- **ЗАДАНИЕ A**
На какое расстояние, согласно фрагменту текста, машину протащило вниз по склону, прежде чем ее занесло в ямку?

- **ФРАГМЕНТ ТЕКСТА**
В другой раз вез начальника штаба и группу командиров самоходок на осмотр места предстоящего наступления. Осень. Дороги нет. Забираемся мы потихоньку на гору, покрытую редколесьем. Выбираем - где травка, где камешки. Стараюсь выбирать дорогу там, где место посуше. Уже заехали довольно далеко. Немного не туда заехал, и машина забуксовала. Нас потянуло назад по грязи. Я взял на тормоза, отключил двигатель, колеса не крутятся, а нас тянет с горы, как на саночках. Скользили мы и задом, и боком, и опять задом метров 200, пока нас не занесло в небольшую ямку. Мне снова пришлось взбираться на эту же гору, но осторожнее. Все сидевшие в машине восприняли это, как должное. В другой раз, когда ехали ночью заправлять горючим самоходки, было так темно, что не видел даже радиатора своей машины. Впереди меня машина срывается с откоса, исчезает в темноте. Кричим водителю: «Как дела?». Он отвечает: «Перевернулся и встал на колеса. Машина и сам в порядке». Что делать - ехать или поостеречься? Поехал я. Остальные поехали следом. Вот по таким дорогам пришлось ездить…
Еще сложнее было во время наступательного боя. Самоходки обыкновенно шли без дороги, стреляя по всем подозрительным местам. Им, конечно, отвечали. Мы ехали за ними, выполняя следующие правила:
• Не демаскировать самоходки;
• Не попасть самим под огонь;
• Иметь возможность при необходимости помочь самоходкам ремонтом и запасными частями.

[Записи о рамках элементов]
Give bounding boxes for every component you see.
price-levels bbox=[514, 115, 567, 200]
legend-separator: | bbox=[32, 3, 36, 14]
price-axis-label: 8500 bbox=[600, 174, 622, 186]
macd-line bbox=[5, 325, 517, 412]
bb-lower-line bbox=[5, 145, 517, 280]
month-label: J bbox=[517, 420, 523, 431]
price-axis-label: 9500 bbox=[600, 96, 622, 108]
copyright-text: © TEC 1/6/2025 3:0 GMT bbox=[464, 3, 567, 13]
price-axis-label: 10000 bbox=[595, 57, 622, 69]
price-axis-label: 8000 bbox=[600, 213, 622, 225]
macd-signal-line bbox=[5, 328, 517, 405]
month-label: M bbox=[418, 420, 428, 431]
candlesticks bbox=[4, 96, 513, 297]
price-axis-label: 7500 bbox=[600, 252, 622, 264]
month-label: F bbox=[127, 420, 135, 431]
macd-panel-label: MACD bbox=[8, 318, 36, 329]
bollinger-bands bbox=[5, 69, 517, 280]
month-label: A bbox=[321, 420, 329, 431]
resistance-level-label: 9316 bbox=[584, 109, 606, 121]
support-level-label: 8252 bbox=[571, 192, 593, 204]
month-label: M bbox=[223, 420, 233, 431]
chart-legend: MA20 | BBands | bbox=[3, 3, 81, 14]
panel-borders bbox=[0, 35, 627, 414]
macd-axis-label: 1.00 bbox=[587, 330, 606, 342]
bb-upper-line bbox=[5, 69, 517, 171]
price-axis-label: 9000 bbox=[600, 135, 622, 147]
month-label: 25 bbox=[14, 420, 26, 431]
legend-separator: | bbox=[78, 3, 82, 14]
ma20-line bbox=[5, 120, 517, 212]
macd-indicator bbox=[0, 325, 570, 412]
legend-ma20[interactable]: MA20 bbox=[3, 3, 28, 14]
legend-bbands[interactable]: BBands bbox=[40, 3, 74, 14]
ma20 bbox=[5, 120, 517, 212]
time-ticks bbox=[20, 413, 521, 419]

- **ЗАДАНИЕ B**
Перепишите без изменений строки записей, начиная с самой первой и заканчивая строкой, где стоит «month-label: J bbox=[517, 420, 523, 431]», включая ее.

- **ОТВЕТ A**
Примерно на 200 метров.

- **ОТВЕТ B**
Give bounding boxes for every component you see.
price-levels bbox=[514, 115, 567, 200]
legend-separator: | bbox=[32, 3, 36, 14]
price-axis-label: 8500 bbox=[600, 174, 622, 186]
macd-line bbox=[5, 325, 517, 412]
bb-lower-line bbox=[5, 145, 517, 280]
month-label: J bbox=[517, 420, 523, 431]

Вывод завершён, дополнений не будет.